:: Supplied records ::

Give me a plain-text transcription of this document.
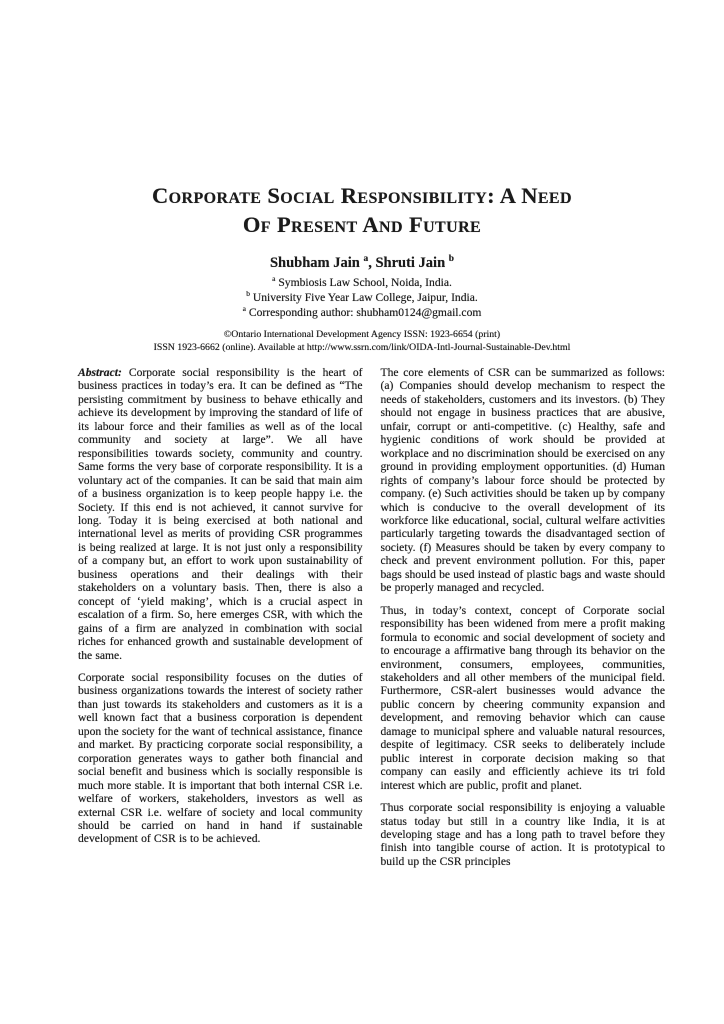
Corporate Social Responsibility: A Need
Of Present And Future
Shubham Jain $^a$, Shruti Jain $^b$
$^a$ Symbiosis Law School, Noida, India.
$^b$ University Five Year Law College, Jaipur, India.
$^a$ Corresponding author: shubham0124@gmail.com
©Ontario International Development Agency ISSN: 1923-6654 (print)
ISSN 1923-6662 (online). Available at http://www.ssrn.com/link/OIDA-Intl-Journal-Sustainable-Dev.html

Abstract: Corporate social responsibility is the heart of business practices in today’s era. It can be defined as “The persisting commitment by business to behave ethically and achieve its development by improving the standard of life of its labour force and their families as well as of the local community and society at large”. We all have responsibilities towards society, community and country. Same forms the very base of corporate responsibility. It is a voluntary act of the companies. It can be said that main aim of a business organization is to keep people happy i.e. the Society. If this end is not achieved, it cannot survive for long. Today it is being exercised at both national and international level as merits of providing CSR programmes is being realized at large. It is not just only a responsibility of a company but, an effort to work upon sustainability of business operations and their dealings with their stakeholders on a voluntary basis. Then, there is also a concept of ‘yield making’, which is a crucial aspect in escalation of a firm. So, here emerges CSR, with which the gains of a firm are analyzed in combination with social riches for enhanced growth and sustainable development of the same.

Corporate social responsibility focuses on the duties of business organizations towards the interest of society rather than just towards its stakeholders and customers as it is a well known fact that a business corporation is dependent upon the society for the want of technical assistance, finance and market. By practicing corporate social responsibility, a corporation generates ways to gather both financial and social benefit and business which is socially responsible is much more stable. It is important that both internal CSR i.e. welfare of workers, stakeholders, investors as well as external CSR i.e. welfare of society and local community should be carried on hand in hand if sustainable development of CSR is to be achieved.

The core elements of CSR can be summarized as follows: (a) Companies should develop mechanism to respect the needs of stakeholders, customers and its investors. (b) They should not engage in business practices that are abusive, unfair, corrupt or anti-competitive. (c) Healthy, safe and hygienic conditions of work should be provided at workplace and no discrimination should be exercised on any ground in providing employment opportunities. (d) Human rights of company’s labour force should be protected by company. (e) Such activities should be taken up by company which is conducive to the overall development of its workforce like educational, social, cultural welfare activities particularly targeting towards the disadvantaged section of society. (f) Measures should be taken by every company to check and prevent environment pollution. For this, paper bags should be used instead of plastic bags and waste should be properly managed and recycled.

Thus, in today’s context, concept of Corporate social responsibility has been widened from mere a profit making formula to economic and social development of society and to encourage a affirmative bang through its behavior on the environment, consumers, employees, communities, stakeholders and all other members of the municipal field. Furthermore, CSR-alert businesses would advance the public concern by cheering community expansion and development, and removing behavior which can cause damage to municipal sphere and valuable natural resources, despite of legitimacy. CSR seeks to deliberately include public interest in corporate decision making so that company can easily and efficiently achieve its tri fold interest which are public, profit and planet.

Thus corporate social responsibility is enjoying a valuable status today but still in a country like India, it is at developing stage and has a long path to travel before they finish into tangible course of action. It is prototypical to build up the CSR principles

:::

The data above should be repeated exactly, minus any pictures.

Give me a plain-text transcription of this document.
Corporate Social Responsibility: A Need
Of Present And Future
Shubham Jain $^a$, Shruti Jain $^b$
$^a$ Symbiosis Law School, Noida, India.
$^b$ University Five Year Law College, Jaipur, India.
$^a$ Corresponding author: shubham0124@gmail.com
©Ontario International Development Agency ISSN: 1923-6654 (print)
ISSN 1923-6662 (online). Available at http://www.ssrn.com/link/OIDA-Intl-Journal-Sustainable-Dev.html

Abstract: Corporate social responsibility is the heart of business practices in today’s era. It can be defined as “The persisting commitment by business to behave ethically and achieve its development by improving the standard of life of its labour force and their families as well as of the local community and society at large”. We all have responsibilities towards society, community and country. Same forms the very base of corporate responsibility. It is a voluntary act of the companies. It can be said that main aim of a business organization is to keep people happy i.e. the Society. If this end is not achieved, it cannot survive for long. Today it is being exercised at both national and international level as merits of providing CSR programmes is being realized at large. It is not just only a responsibility of a company but, an effort to work upon sustainability of business operations and their dealings with their stakeholders on a voluntary basis. Then, there is also a concept of ‘yield making’, which is a crucial aspect in escalation of a firm. So, here emerges CSR, with which the gains of a firm are analyzed in combination with social riches for enhanced growth and sustainable development of the same.

Corporate social responsibility focuses on the duties of business organizations towards the interest of society rather than just towards its stakeholders and customers as it is a well known fact that a business corporation is dependent upon the society for the want of technical assistance, finance and market. By practicing corporate social responsibility, a corporation generates ways to gather both financial and social benefit and business which is socially responsible is much more stable. It is important that both internal CSR i.e. welfare of workers, stakeholders, investors as well as external CSR i.e. welfare of society and local community should be carried on hand in hand if sustainable development of CSR is to be achieved.

The core elements of CSR can be summarized as follows: (a) Companies should develop mechanism to respect the needs of stakeholders, customers and its investors. (b) They should not engage in business practices that are abusive, unfair, corrupt or anti-competitive. (c) Healthy, safe and hygienic conditions of work should be provided at workplace and no discrimination should be exercised on any ground in providing employment opportunities. (d) Human rights of company’s labour force should be protected by company. (e) Such activities should be taken up by company which is conducive to the overall development of its workforce like educational, social, cultural welfare activities particularly targeting towards the disadvantaged section of society. (f) Measures should be taken by every company to check and prevent environment pollution. For this, paper bags should be used instead of plastic bags and waste should be properly managed and recycled.

Thus, in today’s context, concept of Corporate social responsibility has been widened from mere a profit making formula to economic and social development of society and to encourage a affirmative bang through its behavior on the environment, consumers, employees, communities, stakeholders and all other members of the municipal field. Furthermore, CSR-alert businesses would advance the public concern by cheering community expansion and development, and removing behavior which can cause damage to municipal sphere and valuable natural resources, despite of legitimacy. CSR seeks to deliberately include public interest in corporate decision making so that company can easily and efficiently achieve its tri fold interest which are public, profit and planet.

Thus corporate social responsibility is enjoying a valuable status today but still in a country like India, it is at developing stage and has a long path to travel before they finish into tangible course of action. It is prototypical to build up the CSR principles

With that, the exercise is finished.